:: SUPPLIED MATERIAL ::

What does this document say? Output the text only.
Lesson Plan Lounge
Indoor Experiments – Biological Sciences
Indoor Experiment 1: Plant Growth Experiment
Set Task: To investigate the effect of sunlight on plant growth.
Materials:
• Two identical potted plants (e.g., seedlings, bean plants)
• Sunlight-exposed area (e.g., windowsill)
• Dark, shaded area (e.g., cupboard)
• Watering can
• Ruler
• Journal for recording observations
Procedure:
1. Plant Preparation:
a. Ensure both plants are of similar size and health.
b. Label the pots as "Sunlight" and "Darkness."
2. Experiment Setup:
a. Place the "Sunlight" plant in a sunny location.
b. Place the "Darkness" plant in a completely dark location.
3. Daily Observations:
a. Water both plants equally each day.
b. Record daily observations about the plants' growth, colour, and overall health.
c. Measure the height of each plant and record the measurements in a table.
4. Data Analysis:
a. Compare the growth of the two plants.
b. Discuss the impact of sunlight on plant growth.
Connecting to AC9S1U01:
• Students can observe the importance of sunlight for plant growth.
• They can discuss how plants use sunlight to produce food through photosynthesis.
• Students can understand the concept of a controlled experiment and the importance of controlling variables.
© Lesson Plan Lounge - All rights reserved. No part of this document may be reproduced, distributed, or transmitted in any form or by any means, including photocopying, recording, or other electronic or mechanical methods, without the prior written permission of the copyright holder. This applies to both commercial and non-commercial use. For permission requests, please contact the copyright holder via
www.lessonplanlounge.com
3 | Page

:::

§ JOB: Transcribe all of the lines in the records precisely.

§ THE ANSWER:
What does this document say? Output the text only.
Lesson Plan Lounge
Indoor Experiments – Biological Sciences
Indoor Experiment 1: Plant Growth Experiment
Set Task: To investigate the effect of sunlight on plant growth.
Materials:
• Two identical potted plants (e.g., seedlings, bean plants)
• Sunlight-exposed area (e.g., windowsill)
• Dark, shaded area (e.g., cupboard)
• Watering can
• Ruler
• Journal for recording observations
Procedure:
1. Plant Preparation:
a. Ensure both plants are of similar size and health.
b. Label the pots as "Sunlight" and "Darkness."
2. Experiment Setup:
a. Place the "Sunlight" plant in a sunny location.
b. Place the "Darkness" plant in a completely dark location.
3. Daily Observations:
a. Water both plants equally each day.
b. Record daily observations about the plants' growth, colour, and overall health.
c. Measure the height of each plant and record the measurements in a table.
4. Data Analysis:
a. Compare the growth of the two plants.
b. Discuss the impact of sunlight on plant growth.
Connecting to AC9S1U01:
• Students can observe the importance of sunlight for plant growth.
• They can discuss how plants use sunlight to produce food through photosynthesis.
• Students can understand the concept of a controlled experiment and the importance of controlling variables.
© Lesson Plan Lounge - All rights reserved. No part of this document may be reproduced, distributed, or transmitted in any form or by any means, including photocopying, recording, or other electronic or mechanical methods, without the prior written permission of the copyright holder. This applies to both commercial and non-commercial use. For permission requests, please contact the copyright holder via
www.lessonplanlounge.com
3 | Page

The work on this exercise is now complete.